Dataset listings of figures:
━━━━━━━━━━

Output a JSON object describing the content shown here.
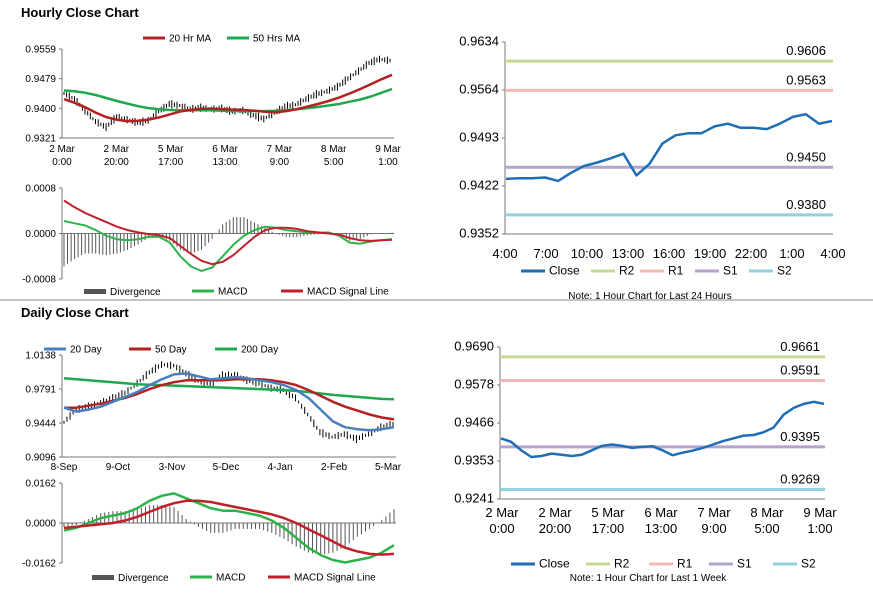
{
  "sections": {
    "hourly_title": "Hourly Close Chart",
    "daily_title": "Daily Close Chart"
  },
  "colors": {
    "ma_short": "#b22222",
    "ma_long": "#1fa84f",
    "close": "#1f6eb5",
    "r2": "#c5d98f",
    "r1": "#f2b8b3",
    "s1": "#b3a3cf",
    "s2": "#92cfdf",
    "divergence": "#555555",
    "day20": "#4a7fbf",
    "macd_green": "#2db34a",
    "signal_red": "#c0202a"
  },
  "chart_data": [
    {
      "id": "hourly_price",
      "type": "line",
      "legend": [
        "20 Hr MA",
        "50 Hrs MA"
      ],
      "y_ticks": [
        "0.9559",
        "0.9479",
        "0.9400",
        "0.9321"
      ],
      "ylim": [
        0.9321,
        0.9559
      ],
      "x_ticks": [
        [
          "2 Mar",
          "0:00"
        ],
        [
          "2 Mar",
          "20:00"
        ],
        [
          "5 Mar",
          "17:00"
        ],
        [
          "6 Mar",
          "13:00"
        ],
        [
          "7 Mar",
          "9:00"
        ],
        [
          "8 Mar",
          "5:00"
        ],
        [
          "9 Mar",
          "1:00"
        ]
      ],
      "series": [
        {
          "name": "Close",
          "values": [
            0.944,
            0.9425,
            0.9395,
            0.9365,
            0.935,
            0.9378,
            0.937,
            0.9362,
            0.9368,
            0.9392,
            0.9412,
            0.9408,
            0.9398,
            0.9402,
            0.9398,
            0.94,
            0.9392,
            0.9395,
            0.9382,
            0.9372,
            0.9388,
            0.9405,
            0.941,
            0.9425,
            0.9438,
            0.9446,
            0.9458,
            0.948,
            0.95,
            0.9522,
            0.9532,
            0.9528
          ]
        },
        {
          "name": "20 Hr MA",
          "values": [
            0.9425,
            0.9415,
            0.9403,
            0.9389,
            0.9377,
            0.937,
            0.9366,
            0.9367,
            0.937,
            0.9376,
            0.9384,
            0.9392,
            0.9396,
            0.9399,
            0.9399,
            0.9398,
            0.9397,
            0.9396,
            0.9394,
            0.9391,
            0.939,
            0.9393,
            0.9398,
            0.9405,
            0.9412,
            0.942,
            0.9429,
            0.944,
            0.9452,
            0.9465,
            0.9478,
            0.949
          ]
        },
        {
          "name": "50 Hrs MA",
          "values": [
            0.9448,
            0.9446,
            0.9442,
            0.9436,
            0.9428,
            0.942,
            0.9413,
            0.9406,
            0.9401,
            0.9398,
            0.9396,
            0.9395,
            0.9395,
            0.9395,
            0.9395,
            0.9394,
            0.9393,
            0.9393,
            0.9393,
            0.9393,
            0.9394,
            0.9396,
            0.9398,
            0.9401,
            0.9404,
            0.9408,
            0.9412,
            0.9418,
            0.9424,
            0.9432,
            0.9442,
            0.9452
          ]
        }
      ]
    },
    {
      "id": "hourly_macd",
      "type": "line",
      "legend": [
        "Divergence",
        "MACD",
        "MACD Signal Line"
      ],
      "y_ticks": [
        "0.0008",
        "0.0000",
        "-0.0008"
      ],
      "ylim": [
        -0.0008,
        0.0008
      ],
      "series": [
        {
          "name": "MACD",
          "values": [
            0.00022,
            0.00018,
            0.00014,
            6e-05,
            -4e-05,
            -0.0001,
            -0.00012,
            -0.0001,
            -6e-05,
            -6e-05,
            -0.00016,
            -0.0004,
            -0.00058,
            -0.00066,
            -0.0006,
            -0.0004,
            -0.0002,
            -4e-05,
            6e-05,
            0.00012,
            0.0001,
            6e-05,
            4e-05,
            2e-05,
            1e-05,
            2e-05,
            -4e-05,
            -0.00016,
            -0.00018,
            -0.00014,
            -0.00012,
            -0.0001
          ]
        },
        {
          "name": "MACD Signal Line",
          "values": [
            0.00058,
            0.00046,
            0.00036,
            0.00028,
            0.0002,
            0.00012,
            6e-05,
            2e-05,
            -1e-05,
            -3e-05,
            -8e-05,
            -0.00022,
            -0.00036,
            -0.00048,
            -0.00054,
            -0.0005,
            -0.00038,
            -0.00022,
            -6e-05,
            6e-05,
            0.0001,
            0.0001,
            8e-05,
            4e-05,
            2e-05,
            0.0,
            -2e-05,
            -8e-05,
            -0.00012,
            -0.00013,
            -0.00012,
            -0.00011
          ]
        }
      ]
    },
    {
      "id": "hourly_levels",
      "type": "line",
      "title_note": "Note: 1 Hour Chart for Last 24 Hours",
      "legend": [
        "Close",
        "R2",
        "R1",
        "S1",
        "S2"
      ],
      "y_ticks": [
        "0.9634",
        "0.9564",
        "0.9493",
        "0.9422",
        "0.9352"
      ],
      "ylim": [
        0.9352,
        0.9634
      ],
      "x_ticks": [
        "4:00",
        "7:00",
        "10:00",
        "13:00",
        "16:00",
        "19:00",
        "22:00",
        "1:00",
        "4:00"
      ],
      "levels": [
        {
          "name": "R2",
          "value": 0.9606,
          "label": "0.9606"
        },
        {
          "name": "R1",
          "value": 0.9563,
          "label": "0.9563"
        },
        {
          "name": "S1",
          "value": 0.945,
          "label": "0.9450"
        },
        {
          "name": "S2",
          "value": 0.938,
          "label": "0.9380"
        }
      ],
      "series": [
        {
          "name": "Close",
          "values": [
            0.9433,
            0.9434,
            0.9434,
            0.9435,
            0.943,
            0.9442,
            0.9452,
            0.9457,
            0.9463,
            0.947,
            0.9438,
            0.9455,
            0.9485,
            0.9497,
            0.95,
            0.95,
            0.951,
            0.9514,
            0.9508,
            0.9508,
            0.9506,
            0.9514,
            0.9524,
            0.9528,
            0.9514,
            0.9518
          ]
        }
      ]
    },
    {
      "id": "daily_price",
      "type": "line",
      "legend": [
        "20 Day",
        "50 Day",
        "200 Day"
      ],
      "y_ticks": [
        "1.0138",
        "0.9791",
        "0.9444",
        "0.9096"
      ],
      "ylim": [
        0.9096,
        1.0138
      ],
      "x_ticks": [
        "8-Sep",
        "9-Oct",
        "3-Nov",
        "5-Dec",
        "4-Jan",
        "2-Feb",
        "5-Mar"
      ],
      "series": [
        {
          "name": "Close",
          "values": [
            0.945,
            0.958,
            0.961,
            0.965,
            0.97,
            0.975,
            0.985,
            0.996,
            1.004,
            1.003,
            0.995,
            0.987,
            0.984,
            0.993,
            0.994,
            0.988,
            0.985,
            0.98,
            0.978,
            0.97,
            0.953,
            0.935,
            0.93,
            0.933,
            0.928,
            0.933,
            0.94,
            0.943
          ]
        },
        {
          "name": "20 Day",
          "values": [
            0.96,
            0.956,
            0.958,
            0.961,
            0.966,
            0.971,
            0.976,
            0.983,
            0.989,
            0.994,
            0.995,
            0.992,
            0.989,
            0.99,
            0.991,
            0.99,
            0.988,
            0.986,
            0.983,
            0.978,
            0.97,
            0.958,
            0.946,
            0.94,
            0.938,
            0.937,
            0.938,
            0.94
          ]
        },
        {
          "name": "50 Day",
          "values": [
            0.96,
            0.96,
            0.962,
            0.964,
            0.967,
            0.97,
            0.974,
            0.979,
            0.983,
            0.986,
            0.988,
            0.988,
            0.988,
            0.988,
            0.989,
            0.989,
            0.989,
            0.988,
            0.986,
            0.983,
            0.978,
            0.972,
            0.966,
            0.961,
            0.957,
            0.953,
            0.95,
            0.948
          ]
        },
        {
          "name": "200 Day",
          "values": [
            0.99,
            0.989,
            0.988,
            0.987,
            0.986,
            0.985,
            0.984,
            0.9835,
            0.983,
            0.9825,
            0.982,
            0.9815,
            0.981,
            0.9805,
            0.98,
            0.9795,
            0.979,
            0.9785,
            0.978,
            0.977,
            0.976,
            0.9745,
            0.973,
            0.972,
            0.971,
            0.97,
            0.969,
            0.9685
          ]
        }
      ]
    },
    {
      "id": "daily_macd",
      "type": "line",
      "legend": [
        "Divergence",
        "MACD",
        "MACD Signal Line"
      ],
      "y_ticks": [
        "0.0162",
        "0.0000",
        "-0.0162"
      ],
      "ylim": [
        -0.0162,
        0.0162
      ],
      "series": [
        {
          "name": "MACD",
          "values": [
            -0.003,
            -0.002,
            0.0,
            0.002,
            0.003,
            0.004,
            0.006,
            0.009,
            0.011,
            0.012,
            0.01,
            0.008,
            0.006,
            0.005,
            0.005,
            0.004,
            0.003,
            0.001,
            -0.002,
            -0.006,
            -0.01,
            -0.013,
            -0.015,
            -0.016,
            -0.015,
            -0.014,
            -0.012,
            -0.009
          ]
        },
        {
          "name": "MACD Signal Line",
          "values": [
            -0.002,
            -0.0015,
            -0.001,
            -0.0005,
            0.0,
            0.001,
            0.0025,
            0.0045,
            0.0065,
            0.008,
            0.009,
            0.009,
            0.0085,
            0.0075,
            0.0065,
            0.0055,
            0.0045,
            0.0035,
            0.002,
            0.0,
            -0.0025,
            -0.005,
            -0.0075,
            -0.01,
            -0.0115,
            -0.0125,
            -0.0128,
            -0.0125
          ]
        }
      ]
    },
    {
      "id": "daily_levels",
      "type": "line",
      "title_note": "Note: 1 Hour Chart for Last 1 Week",
      "legend": [
        "Close",
        "R2",
        "R1",
        "S1",
        "S2"
      ],
      "y_ticks": [
        "0.9690",
        "0.9578",
        "0.9466",
        "0.9353",
        "0.9241"
      ],
      "ylim": [
        0.9241,
        0.969
      ],
      "x_ticks": [
        [
          "2 Mar",
          "0:00"
        ],
        [
          "2 Mar",
          "20:00"
        ],
        [
          "5 Mar",
          "17:00"
        ],
        [
          "6 Mar",
          "13:00"
        ],
        [
          "7 Mar",
          "9:00"
        ],
        [
          "8 Mar",
          "5:00"
        ],
        [
          "9 Mar",
          "1:00"
        ]
      ],
      "levels": [
        {
          "name": "R2",
          "value": 0.9661,
          "label": "0.9661"
        },
        {
          "name": "R1",
          "value": 0.9591,
          "label": "0.9591"
        },
        {
          "name": "S1",
          "value": 0.9395,
          "label": "0.9395"
        },
        {
          "name": "S2",
          "value": 0.9269,
          "label": "0.9269"
        }
      ],
      "series": [
        {
          "name": "Close",
          "values": [
            0.942,
            0.941,
            0.9385,
            0.9365,
            0.9368,
            0.9375,
            0.9372,
            0.9368,
            0.9372,
            0.9385,
            0.9398,
            0.9402,
            0.9398,
            0.9392,
            0.9395,
            0.9397,
            0.9385,
            0.937,
            0.9378,
            0.9384,
            0.9392,
            0.9402,
            0.9412,
            0.942,
            0.9428,
            0.943,
            0.9438,
            0.9452,
            0.949,
            0.951,
            0.9522,
            0.9528,
            0.9522
          ]
        }
      ]
    }
  ]
}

━━━━━━━━━━

#### OBJECTIVE
How many lines in the listing above contain "Last"? Answer with the number alone.

#### SOLVED EXERCISE
2